*TASK DESCRIPTION:*
Copy out every line of the items below, character for character, with nothing added or left out.

*RAW DATA:*

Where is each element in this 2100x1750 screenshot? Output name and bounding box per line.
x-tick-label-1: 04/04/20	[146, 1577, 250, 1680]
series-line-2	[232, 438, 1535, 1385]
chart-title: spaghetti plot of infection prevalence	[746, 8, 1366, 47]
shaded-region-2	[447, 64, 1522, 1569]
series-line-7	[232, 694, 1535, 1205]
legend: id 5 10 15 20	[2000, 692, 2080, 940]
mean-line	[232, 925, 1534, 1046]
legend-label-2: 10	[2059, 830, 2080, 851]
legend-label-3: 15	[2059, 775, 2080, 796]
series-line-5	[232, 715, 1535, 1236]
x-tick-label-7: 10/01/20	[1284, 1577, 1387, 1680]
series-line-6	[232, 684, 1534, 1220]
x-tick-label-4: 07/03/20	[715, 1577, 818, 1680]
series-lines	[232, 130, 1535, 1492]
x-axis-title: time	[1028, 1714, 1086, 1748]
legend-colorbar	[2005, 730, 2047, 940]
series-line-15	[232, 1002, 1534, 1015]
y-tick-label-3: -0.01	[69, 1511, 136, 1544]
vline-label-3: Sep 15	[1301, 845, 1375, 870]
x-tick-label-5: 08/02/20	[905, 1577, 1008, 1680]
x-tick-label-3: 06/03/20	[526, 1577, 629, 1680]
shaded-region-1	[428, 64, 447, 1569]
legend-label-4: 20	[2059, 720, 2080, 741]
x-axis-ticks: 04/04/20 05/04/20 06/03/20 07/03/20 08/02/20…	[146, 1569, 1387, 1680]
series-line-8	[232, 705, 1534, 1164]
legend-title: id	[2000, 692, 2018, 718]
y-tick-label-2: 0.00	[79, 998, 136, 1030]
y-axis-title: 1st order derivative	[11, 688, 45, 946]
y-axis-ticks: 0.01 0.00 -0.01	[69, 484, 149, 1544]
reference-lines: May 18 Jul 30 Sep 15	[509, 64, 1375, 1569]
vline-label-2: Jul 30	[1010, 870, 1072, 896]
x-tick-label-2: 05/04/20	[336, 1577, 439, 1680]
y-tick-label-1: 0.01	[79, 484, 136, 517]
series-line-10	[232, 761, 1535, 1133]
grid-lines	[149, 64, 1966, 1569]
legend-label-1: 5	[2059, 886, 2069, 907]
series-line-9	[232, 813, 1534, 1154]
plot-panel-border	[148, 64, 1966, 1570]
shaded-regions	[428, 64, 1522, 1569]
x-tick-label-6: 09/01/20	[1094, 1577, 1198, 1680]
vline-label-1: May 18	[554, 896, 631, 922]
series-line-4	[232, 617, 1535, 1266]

*CORRECT ANSWER:*
Where is each element in this 2100x1750 screenshot? Output name and bounding box per line.
x-tick-label-1: 04/04/20	[146, 1577, 250, 1680]
series-line-2	[232, 438, 1535, 1385]
chart-title: spaghetti plot of infection prevalence	[746, 8, 1366, 47]
shaded-region-2	[447, 64, 1522, 1569]
series-line-7	[232, 694, 1535, 1205]
legend: id 5 10 15 20	[2000, 692, 2080, 940]
mean-line	[232, 925, 1534, 1046]
legend-label-2: 10	[2059, 830, 2080, 851]
legend-label-3: 15	[2059, 775, 2080, 796]
series-line-5	[232, 715, 1535, 1236]
x-tick-label-7: 10/01/20	[1284, 1577, 1387, 1680]
series-line-6	[232, 684, 1534, 1220]
x-tick-label-4: 07/03/20	[715, 1577, 818, 1680]
series-lines	[232, 130, 1535, 1492]
x-axis-title: time	[1028, 1714, 1086, 1748]
legend-colorbar	[2005, 730, 2047, 940]
series-line-15	[232, 1002, 1534, 1015]
y-tick-label-3: -0.01	[69, 1511, 136, 1544]
vline-label-3: Sep 15	[1301, 845, 1375, 870]
x-tick-label-5: 08/02/20	[905, 1577, 1008, 1680]
x-tick-label-3: 06/03/20	[526, 1577, 629, 1680]
shaded-region-1	[428, 64, 447, 1569]
legend-label-4: 20	[2059, 720, 2080, 741]
x-axis-ticks: 04/04/20 05/04/20 06/03/20 07/03/20 08/02/20…	[146, 1569, 1387, 1680]
series-line-8	[232, 705, 1534, 1164]
legend-title: id	[2000, 692, 2018, 718]
y-tick-label-2: 0.00	[79, 998, 136, 1030]
y-axis-title: 1st order derivative	[11, 688, 45, 946]
y-axis-ticks: 0.01 0.00 -0.01	[69, 484, 149, 1544]
reference-lines: May 18 Jul 30 Sep 15	[509, 64, 1375, 1569]
vline-label-2: Jul 30	[1010, 870, 1072, 896]
x-tick-label-2: 05/04/20	[336, 1577, 439, 1680]
y-tick-label-1: 0.01	[79, 484, 136, 517]
series-line-10	[232, 761, 1535, 1133]
grid-lines	[149, 64, 1966, 1569]
legend-label-1: 5	[2059, 886, 2069, 907]
series-line-9	[232, 813, 1534, 1154]
plot-panel-border	[148, 64, 1966, 1570]
shaded-regions	[428, 64, 1522, 1569]
x-tick-label-6: 09/01/20	[1094, 1577, 1198, 1680]
vline-label-1: May 18	[554, 896, 631, 922]
series-line-4	[232, 617, 1535, 1266]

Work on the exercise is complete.